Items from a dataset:
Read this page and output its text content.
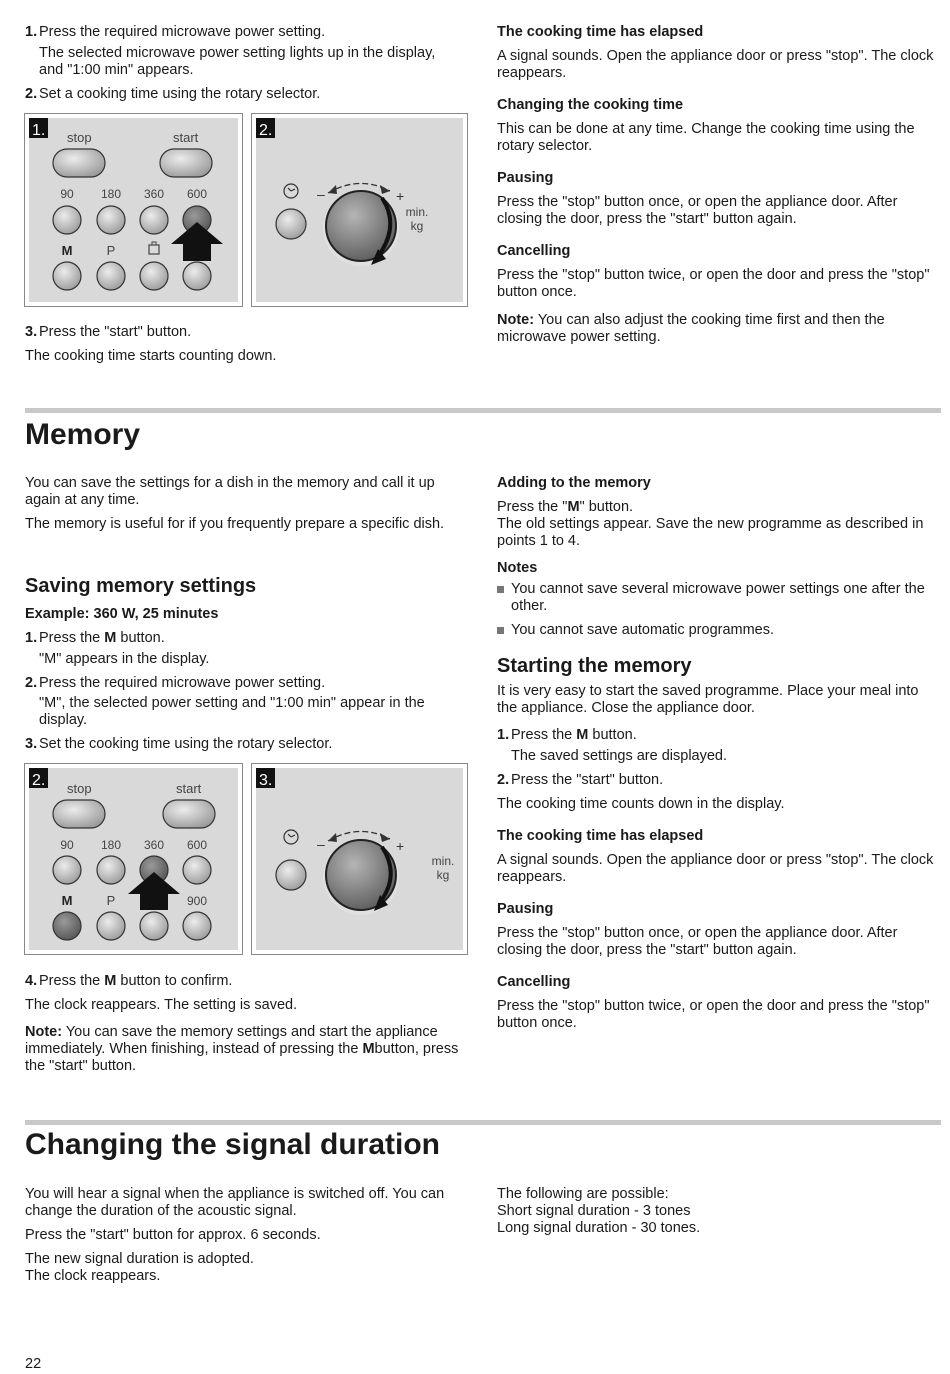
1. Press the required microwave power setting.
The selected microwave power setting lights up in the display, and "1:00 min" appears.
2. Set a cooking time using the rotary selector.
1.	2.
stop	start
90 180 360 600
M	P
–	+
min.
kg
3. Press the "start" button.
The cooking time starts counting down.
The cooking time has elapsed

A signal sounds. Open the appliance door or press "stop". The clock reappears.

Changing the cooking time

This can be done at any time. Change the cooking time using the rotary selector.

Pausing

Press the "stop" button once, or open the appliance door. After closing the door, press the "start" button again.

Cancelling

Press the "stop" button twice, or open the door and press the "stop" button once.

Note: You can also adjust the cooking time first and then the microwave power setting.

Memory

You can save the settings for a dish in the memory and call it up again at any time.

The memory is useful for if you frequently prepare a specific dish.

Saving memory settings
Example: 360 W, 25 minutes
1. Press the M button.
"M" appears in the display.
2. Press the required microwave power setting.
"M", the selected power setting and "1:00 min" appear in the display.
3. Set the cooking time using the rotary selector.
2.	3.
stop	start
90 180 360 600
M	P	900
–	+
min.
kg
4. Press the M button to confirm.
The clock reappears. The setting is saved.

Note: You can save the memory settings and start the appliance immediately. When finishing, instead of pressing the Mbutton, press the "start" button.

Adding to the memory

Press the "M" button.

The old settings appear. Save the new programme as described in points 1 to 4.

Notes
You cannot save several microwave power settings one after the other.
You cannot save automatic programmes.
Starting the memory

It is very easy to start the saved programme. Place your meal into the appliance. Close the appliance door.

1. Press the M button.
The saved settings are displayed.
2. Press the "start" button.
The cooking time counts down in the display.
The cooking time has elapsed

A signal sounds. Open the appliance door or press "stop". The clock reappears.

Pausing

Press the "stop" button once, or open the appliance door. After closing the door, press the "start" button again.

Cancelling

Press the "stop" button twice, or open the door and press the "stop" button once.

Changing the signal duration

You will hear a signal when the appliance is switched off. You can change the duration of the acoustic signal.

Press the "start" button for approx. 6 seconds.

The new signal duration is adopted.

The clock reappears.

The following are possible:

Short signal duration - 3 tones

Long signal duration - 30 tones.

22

WRITTEN TASK: Note every line above where the string "dish" shows up, and copy those lines.

ANSWER FOR THE TASK:
You can save the settings for a dish in the memory and call it up again at any time.
The memory is useful for if you frequently prepare a specific dish.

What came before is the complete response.